Retype each entry below exactly as it stands.

(Extracted data entries)
----
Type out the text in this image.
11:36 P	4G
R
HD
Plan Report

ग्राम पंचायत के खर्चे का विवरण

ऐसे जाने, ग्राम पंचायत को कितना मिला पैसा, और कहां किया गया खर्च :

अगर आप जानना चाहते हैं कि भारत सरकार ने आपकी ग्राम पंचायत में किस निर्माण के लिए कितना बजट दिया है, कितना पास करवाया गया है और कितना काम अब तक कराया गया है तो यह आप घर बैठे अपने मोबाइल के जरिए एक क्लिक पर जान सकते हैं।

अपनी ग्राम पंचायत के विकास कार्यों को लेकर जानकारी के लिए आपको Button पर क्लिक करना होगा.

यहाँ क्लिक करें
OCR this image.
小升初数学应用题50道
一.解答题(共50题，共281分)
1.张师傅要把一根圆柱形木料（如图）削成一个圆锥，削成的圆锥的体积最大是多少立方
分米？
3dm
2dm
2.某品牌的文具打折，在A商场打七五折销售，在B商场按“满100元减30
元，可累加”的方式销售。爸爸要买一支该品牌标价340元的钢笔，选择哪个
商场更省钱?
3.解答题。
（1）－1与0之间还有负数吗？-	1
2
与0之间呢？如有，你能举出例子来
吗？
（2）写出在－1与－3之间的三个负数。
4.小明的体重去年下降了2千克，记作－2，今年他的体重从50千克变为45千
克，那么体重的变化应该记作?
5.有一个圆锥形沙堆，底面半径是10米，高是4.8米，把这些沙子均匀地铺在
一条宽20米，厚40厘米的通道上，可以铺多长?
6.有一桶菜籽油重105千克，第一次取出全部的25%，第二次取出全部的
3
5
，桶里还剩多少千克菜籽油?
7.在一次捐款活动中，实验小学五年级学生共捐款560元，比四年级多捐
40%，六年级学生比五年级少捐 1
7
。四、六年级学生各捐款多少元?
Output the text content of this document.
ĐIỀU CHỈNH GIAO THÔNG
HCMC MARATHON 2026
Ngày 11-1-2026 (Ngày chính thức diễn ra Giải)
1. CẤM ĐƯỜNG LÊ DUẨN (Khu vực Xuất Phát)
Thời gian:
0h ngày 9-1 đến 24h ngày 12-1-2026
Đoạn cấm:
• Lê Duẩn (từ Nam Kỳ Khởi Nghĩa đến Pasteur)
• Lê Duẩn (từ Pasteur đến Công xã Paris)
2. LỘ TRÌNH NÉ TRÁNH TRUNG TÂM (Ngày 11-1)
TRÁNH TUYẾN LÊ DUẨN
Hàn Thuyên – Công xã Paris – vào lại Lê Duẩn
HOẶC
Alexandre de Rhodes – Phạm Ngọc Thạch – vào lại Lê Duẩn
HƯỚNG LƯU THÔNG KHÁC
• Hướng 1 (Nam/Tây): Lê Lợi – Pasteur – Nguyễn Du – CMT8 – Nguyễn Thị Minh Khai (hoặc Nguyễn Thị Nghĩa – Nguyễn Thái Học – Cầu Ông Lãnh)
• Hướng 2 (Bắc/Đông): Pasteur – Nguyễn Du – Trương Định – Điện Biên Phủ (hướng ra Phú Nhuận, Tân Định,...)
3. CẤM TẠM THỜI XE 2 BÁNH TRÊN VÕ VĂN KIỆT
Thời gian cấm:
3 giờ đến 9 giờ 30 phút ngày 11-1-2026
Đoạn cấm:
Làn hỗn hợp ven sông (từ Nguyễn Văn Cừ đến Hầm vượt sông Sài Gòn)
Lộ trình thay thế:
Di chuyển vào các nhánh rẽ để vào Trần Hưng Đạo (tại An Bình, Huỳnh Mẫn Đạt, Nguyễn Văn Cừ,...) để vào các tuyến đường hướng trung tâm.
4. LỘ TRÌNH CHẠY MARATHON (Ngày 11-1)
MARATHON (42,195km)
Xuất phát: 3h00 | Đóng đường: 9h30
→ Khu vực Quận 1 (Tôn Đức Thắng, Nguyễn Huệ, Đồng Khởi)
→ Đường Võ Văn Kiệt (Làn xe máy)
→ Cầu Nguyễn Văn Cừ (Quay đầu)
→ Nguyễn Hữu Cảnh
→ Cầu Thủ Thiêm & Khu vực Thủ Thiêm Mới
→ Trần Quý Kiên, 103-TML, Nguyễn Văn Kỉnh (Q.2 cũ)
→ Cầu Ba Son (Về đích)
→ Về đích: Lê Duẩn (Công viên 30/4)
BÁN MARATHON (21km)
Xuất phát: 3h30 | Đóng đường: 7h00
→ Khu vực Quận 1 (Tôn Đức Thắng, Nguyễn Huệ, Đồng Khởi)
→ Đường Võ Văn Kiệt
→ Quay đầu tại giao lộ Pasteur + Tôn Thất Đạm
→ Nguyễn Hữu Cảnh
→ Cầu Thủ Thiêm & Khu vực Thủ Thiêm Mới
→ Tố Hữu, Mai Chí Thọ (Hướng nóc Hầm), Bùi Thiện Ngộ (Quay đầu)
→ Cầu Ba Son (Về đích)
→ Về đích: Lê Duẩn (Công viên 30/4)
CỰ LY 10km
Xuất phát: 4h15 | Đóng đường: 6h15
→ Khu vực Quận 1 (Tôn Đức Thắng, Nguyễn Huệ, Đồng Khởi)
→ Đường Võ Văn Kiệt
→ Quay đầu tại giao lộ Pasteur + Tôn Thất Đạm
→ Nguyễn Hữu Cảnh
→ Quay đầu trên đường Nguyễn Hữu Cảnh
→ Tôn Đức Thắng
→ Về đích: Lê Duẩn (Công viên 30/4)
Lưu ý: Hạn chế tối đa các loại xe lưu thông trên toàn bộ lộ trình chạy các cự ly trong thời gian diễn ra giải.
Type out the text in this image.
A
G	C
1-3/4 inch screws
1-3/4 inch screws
----
### Result of this exercise:
Type out the text in this image.
11:36 P	4G
R
HD
Plan Report

ग्राम पंचायत के खर्चे का विवरण

ऐसे जाने, ग्राम पंचायत को कितना मिला पैसा, और कहां किया गया खर्च :

अगर आप जानना चाहते हैं कि भारत सरकार ने आपकी ग्राम पंचायत में किस निर्माण के लिए कितना बजट दिया है, कितना पास करवाया गया है और कितना काम अब तक कराया गया है तो यह आप घर बैठे अपने मोबाइल के जरिए एक क्लिक पर जान सकते हैं।

अपनी ग्राम पंचायत के विकास कार्यों को लेकर जानकारी के लिए आपको Button पर क्लिक करना होगा.

यहाँ क्लिक करें
OCR this image.
小升初数学应用题50道
一.解答题(共50题，共281分)
1.张师傅要把一根圆柱形木料（如图）削成一个圆锥，削成的圆锥的体积最大是多少立方
分米？
3dm
2dm
2.某品牌的文具打折，在A商场打七五折销售，在B商场按“满100元减30
元，可累加”的方式销售。爸爸要买一支该品牌标价340元的钢笔，选择哪个
商场更省钱?
3.解答题。
（1）－1与0之间还有负数吗？-	1
2
与0之间呢？如有，你能举出例子来
吗？
（2）写出在－1与－3之间的三个负数。
4.小明的体重去年下降了2千克，记作－2，今年他的体重从50千克变为45千
克，那么体重的变化应该记作?
5.有一个圆锥形沙堆，底面半径是10米，高是4.8米，把这些沙子均匀地铺在
一条宽20米，厚40厘米的通道上，可以铺多长?
6.有一桶菜籽油重105千克，第一次取出全部的25%，第二次取出全部的
3
5
，桶里还剩多少千克菜籽油?
7.在一次捐款活动中，实验小学五年级学生共捐款560元，比四年级多捐
40%，六年级学生比五年级少捐 1
7
。四、六年级学生各捐款多少元?
Output the text content of this document.
ĐIỀU CHỈNH GIAO THÔNG
HCMC MARATHON 2026
Ngày 11-1-2026 (Ngày chính thức diễn ra Giải)
1. CẤM ĐƯỜNG LÊ DUẨN (Khu vực Xuất Phát)
Thời gian:
0h ngày 9-1 đến 24h ngày 12-1-2026
Đoạn cấm:
• Lê Duẩn (từ Nam Kỳ Khởi Nghĩa đến Pasteur)
• Lê Duẩn (từ Pasteur đến Công xã Paris)
2. LỘ TRÌNH NÉ TRÁNH TRUNG TÂM (Ngày 11-1)
TRÁNH TUYẾN LÊ DUẨN
Hàn Thuyên – Công xã Paris – vào lại Lê Duẩn
HOẶC
Alexandre de Rhodes – Phạm Ngọc Thạch – vào lại Lê Duẩn
HƯỚNG LƯU THÔNG KHÁC
• Hướng 1 (Nam/Tây): Lê Lợi – Pasteur – Nguyễn Du – CMT8 – Nguyễn Thị Minh Khai (hoặc Nguyễn Thị Nghĩa – Nguyễn Thái Học – Cầu Ông Lãnh)
• Hướng 2 (Bắc/Đông): Pasteur – Nguyễn Du – Trương Định – Điện Biên Phủ (hướng ra Phú Nhuận, Tân Định,...)
3. CẤM TẠM THỜI XE 2 BÁNH TRÊN VÕ VĂN KIỆT
Thời gian cấm:
3 giờ đến 9 giờ 30 phút ngày 11-1-2026
Đoạn cấm:
Làn hỗn hợp ven sông (từ Nguyễn Văn Cừ đến Hầm vượt sông Sài Gòn)
Lộ trình thay thế:
Di chuyển vào các nhánh rẽ để vào Trần Hưng Đạo (tại An Bình, Huỳnh Mẫn Đạt, Nguyễn Văn Cừ,...) để vào các tuyến đường hướng trung tâm.
4. LỘ TRÌNH CHẠY MARATHON (Ngày 11-1)
MARATHON (42,195km)
Xuất phát: 3h00 | Đóng đường: 9h30
→ Khu vực Quận 1 (Tôn Đức Thắng, Nguyễn Huệ, Đồng Khởi)
→ Đường Võ Văn Kiệt (Làn xe máy)
→ Cầu Nguyễn Văn Cừ (Quay đầu)
→ Nguyễn Hữu Cảnh
→ Cầu Thủ Thiêm & Khu vực Thủ Thiêm Mới
→ Trần Quý Kiên, 103-TML, Nguyễn Văn Kỉnh (Q.2 cũ)
→ Cầu Ba Son (Về đích)
→ Về đích: Lê Duẩn (Công viên 30/4)
BÁN MARATHON (21km)
Xuất phát: 3h30 | Đóng đường: 7h00
→ Khu vực Quận 1 (Tôn Đức Thắng, Nguyễn Huệ, Đồng Khởi)
→ Đường Võ Văn Kiệt
→ Quay đầu tại giao lộ Pasteur + Tôn Thất Đạm
→ Nguyễn Hữu Cảnh
→ Cầu Thủ Thiêm & Khu vực Thủ Thiêm Mới
→ Tố Hữu, Mai Chí Thọ (Hướng nóc Hầm), Bùi Thiện Ngộ (Quay đầu)
→ Cầu Ba Son (Về đích)
→ Về đích: Lê Duẩn (Công viên 30/4)
CỰ LY 10km
Xuất phát: 4h15 | Đóng đường: 6h15
→ Khu vực Quận 1 (Tôn Đức Thắng, Nguyễn Huệ, Đồng Khởi)
→ Đường Võ Văn Kiệt
→ Quay đầu tại giao lộ Pasteur + Tôn Thất Đạm
→ Nguyễn Hữu Cảnh
→ Quay đầu trên đường Nguyễn Hữu Cảnh
→ Tôn Đức Thắng
→ Về đích: Lê Duẩn (Công viên 30/4)
Lưu ý: Hạn chế tối đa các loại xe lưu thông trên toàn bộ lộ trình chạy các cự ly trong thời gian diễn ra giải.
Type out the text in this image.
A
G	C
1-3/4 inch screws
1-3/4 inch screws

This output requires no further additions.